* _DIRECTION_
In the entries below, identify every line with the string "text" and copy it.

[Data entries]
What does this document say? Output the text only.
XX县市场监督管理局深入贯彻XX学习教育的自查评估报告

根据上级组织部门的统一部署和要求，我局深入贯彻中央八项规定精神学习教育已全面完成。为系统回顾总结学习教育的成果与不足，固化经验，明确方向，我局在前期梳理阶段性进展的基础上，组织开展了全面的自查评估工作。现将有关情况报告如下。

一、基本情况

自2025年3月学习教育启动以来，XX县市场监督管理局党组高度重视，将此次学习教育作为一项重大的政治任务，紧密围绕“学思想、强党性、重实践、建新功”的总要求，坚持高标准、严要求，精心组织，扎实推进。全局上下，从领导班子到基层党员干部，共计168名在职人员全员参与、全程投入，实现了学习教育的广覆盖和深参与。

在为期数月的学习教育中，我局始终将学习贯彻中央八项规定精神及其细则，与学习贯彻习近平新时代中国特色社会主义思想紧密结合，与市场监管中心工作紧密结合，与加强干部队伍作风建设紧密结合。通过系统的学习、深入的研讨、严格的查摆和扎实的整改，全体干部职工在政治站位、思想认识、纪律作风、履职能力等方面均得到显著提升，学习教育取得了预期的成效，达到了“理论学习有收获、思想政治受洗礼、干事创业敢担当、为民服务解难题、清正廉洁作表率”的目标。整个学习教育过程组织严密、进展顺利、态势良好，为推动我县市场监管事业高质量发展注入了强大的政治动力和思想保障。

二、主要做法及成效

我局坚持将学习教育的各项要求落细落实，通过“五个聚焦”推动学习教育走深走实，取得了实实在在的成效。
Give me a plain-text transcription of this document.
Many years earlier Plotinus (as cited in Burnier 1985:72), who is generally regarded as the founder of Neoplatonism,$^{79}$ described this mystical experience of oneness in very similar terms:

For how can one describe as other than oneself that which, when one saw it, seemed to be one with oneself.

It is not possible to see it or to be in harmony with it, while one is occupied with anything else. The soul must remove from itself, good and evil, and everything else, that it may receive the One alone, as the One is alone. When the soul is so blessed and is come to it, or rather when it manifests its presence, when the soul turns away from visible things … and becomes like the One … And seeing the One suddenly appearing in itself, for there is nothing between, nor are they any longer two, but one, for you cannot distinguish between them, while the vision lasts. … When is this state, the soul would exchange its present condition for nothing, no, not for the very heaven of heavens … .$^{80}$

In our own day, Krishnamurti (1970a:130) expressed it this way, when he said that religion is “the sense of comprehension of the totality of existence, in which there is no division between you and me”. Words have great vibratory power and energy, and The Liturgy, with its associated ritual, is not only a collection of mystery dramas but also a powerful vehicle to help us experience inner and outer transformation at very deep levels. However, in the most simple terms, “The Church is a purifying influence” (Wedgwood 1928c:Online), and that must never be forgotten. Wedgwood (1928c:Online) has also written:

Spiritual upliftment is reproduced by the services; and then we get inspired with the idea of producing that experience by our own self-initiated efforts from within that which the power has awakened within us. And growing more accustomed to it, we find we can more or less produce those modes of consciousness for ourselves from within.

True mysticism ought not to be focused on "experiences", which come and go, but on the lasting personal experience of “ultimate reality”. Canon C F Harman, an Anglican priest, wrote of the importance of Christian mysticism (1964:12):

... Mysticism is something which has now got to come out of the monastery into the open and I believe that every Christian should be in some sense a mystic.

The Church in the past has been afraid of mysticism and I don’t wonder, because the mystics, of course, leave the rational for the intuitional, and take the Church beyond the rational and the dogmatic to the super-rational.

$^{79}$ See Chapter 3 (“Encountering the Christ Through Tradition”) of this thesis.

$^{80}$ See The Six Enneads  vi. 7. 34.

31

* _RIGHT ANSWER_
What does this document say? Output the text only.
Give me a plain-text transcription of this document.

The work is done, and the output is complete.